Exercise — Filter the entries and keep only the lines where the string "tuning" appears.
** begin **
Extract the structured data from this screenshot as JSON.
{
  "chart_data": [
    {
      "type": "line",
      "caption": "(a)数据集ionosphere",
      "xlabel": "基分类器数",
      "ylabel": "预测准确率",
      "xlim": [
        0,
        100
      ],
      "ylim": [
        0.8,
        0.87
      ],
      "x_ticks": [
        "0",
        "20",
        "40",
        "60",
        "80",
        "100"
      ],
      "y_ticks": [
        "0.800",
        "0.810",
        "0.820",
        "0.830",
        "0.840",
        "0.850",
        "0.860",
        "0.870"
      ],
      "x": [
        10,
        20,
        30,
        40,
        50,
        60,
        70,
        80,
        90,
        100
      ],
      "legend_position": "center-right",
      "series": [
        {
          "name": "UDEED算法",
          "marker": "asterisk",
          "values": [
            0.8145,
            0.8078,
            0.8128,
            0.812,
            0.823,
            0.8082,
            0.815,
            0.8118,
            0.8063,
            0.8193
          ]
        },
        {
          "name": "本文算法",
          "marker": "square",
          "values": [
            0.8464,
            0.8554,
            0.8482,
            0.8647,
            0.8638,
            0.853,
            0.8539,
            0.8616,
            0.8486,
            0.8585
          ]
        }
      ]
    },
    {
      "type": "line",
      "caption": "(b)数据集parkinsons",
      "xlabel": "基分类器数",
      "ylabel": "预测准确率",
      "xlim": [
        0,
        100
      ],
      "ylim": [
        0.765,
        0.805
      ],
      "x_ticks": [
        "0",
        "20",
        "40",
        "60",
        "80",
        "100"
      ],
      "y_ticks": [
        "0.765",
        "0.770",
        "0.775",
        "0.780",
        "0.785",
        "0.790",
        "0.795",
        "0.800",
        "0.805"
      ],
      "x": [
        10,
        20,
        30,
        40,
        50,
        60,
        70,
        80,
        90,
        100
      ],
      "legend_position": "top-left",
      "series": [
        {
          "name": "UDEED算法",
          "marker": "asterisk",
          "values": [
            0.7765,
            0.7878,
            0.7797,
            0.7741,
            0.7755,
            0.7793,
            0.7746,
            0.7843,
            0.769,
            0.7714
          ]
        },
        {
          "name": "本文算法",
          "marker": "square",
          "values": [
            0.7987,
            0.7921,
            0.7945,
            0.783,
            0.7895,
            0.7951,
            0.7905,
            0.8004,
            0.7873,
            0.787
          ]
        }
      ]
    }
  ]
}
** end **
** begin **
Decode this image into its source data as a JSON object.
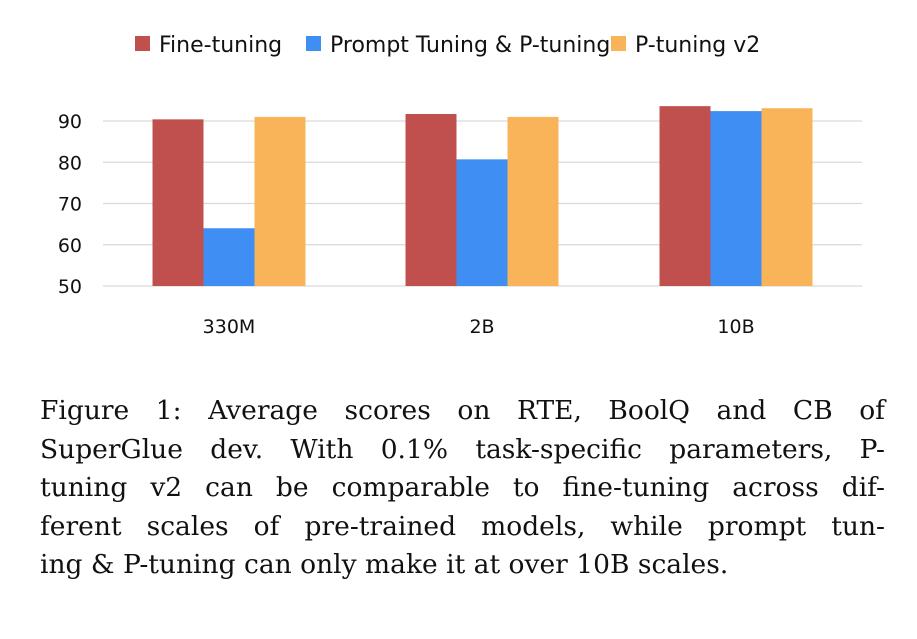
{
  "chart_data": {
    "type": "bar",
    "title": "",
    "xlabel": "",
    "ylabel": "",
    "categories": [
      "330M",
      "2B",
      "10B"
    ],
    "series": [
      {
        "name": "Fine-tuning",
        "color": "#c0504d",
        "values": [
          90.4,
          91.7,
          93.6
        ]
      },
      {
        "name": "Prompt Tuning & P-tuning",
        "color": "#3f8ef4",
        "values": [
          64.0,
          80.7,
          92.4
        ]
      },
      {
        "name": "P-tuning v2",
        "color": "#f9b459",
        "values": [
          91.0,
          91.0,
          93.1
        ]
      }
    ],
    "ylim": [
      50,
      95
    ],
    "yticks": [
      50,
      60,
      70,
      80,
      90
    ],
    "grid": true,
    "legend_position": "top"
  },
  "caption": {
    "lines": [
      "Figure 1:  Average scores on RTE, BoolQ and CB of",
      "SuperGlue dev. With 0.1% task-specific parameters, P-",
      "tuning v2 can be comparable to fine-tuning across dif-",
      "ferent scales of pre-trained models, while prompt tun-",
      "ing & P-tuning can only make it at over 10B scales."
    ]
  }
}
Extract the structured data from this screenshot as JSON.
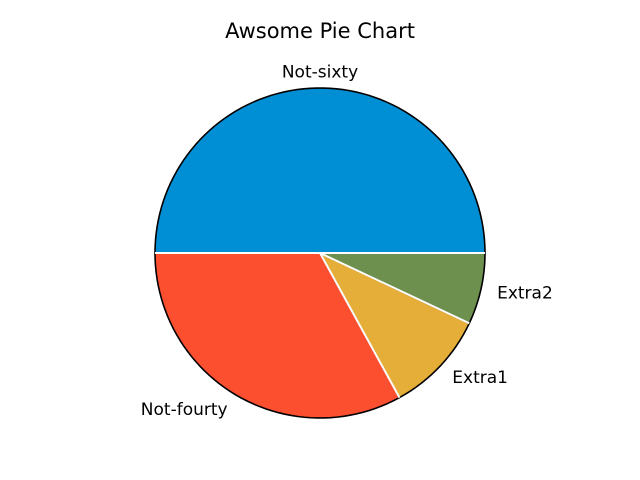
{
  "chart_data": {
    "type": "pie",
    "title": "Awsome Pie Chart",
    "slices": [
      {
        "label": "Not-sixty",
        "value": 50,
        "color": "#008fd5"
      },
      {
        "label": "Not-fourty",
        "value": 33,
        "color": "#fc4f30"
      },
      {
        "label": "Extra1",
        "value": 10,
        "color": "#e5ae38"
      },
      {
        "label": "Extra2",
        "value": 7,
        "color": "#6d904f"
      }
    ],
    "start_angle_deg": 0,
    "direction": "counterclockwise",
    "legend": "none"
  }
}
** end **
Result below —
        "name": "Fine-tuning",
        "name": "Prompt Tuning & P-tuning",
        "name": "P-tuning v2",
      "tuning v2 can be comparable to fine-tuning across dif-",
      "ing & P-tuning can only make it at over 10B scales."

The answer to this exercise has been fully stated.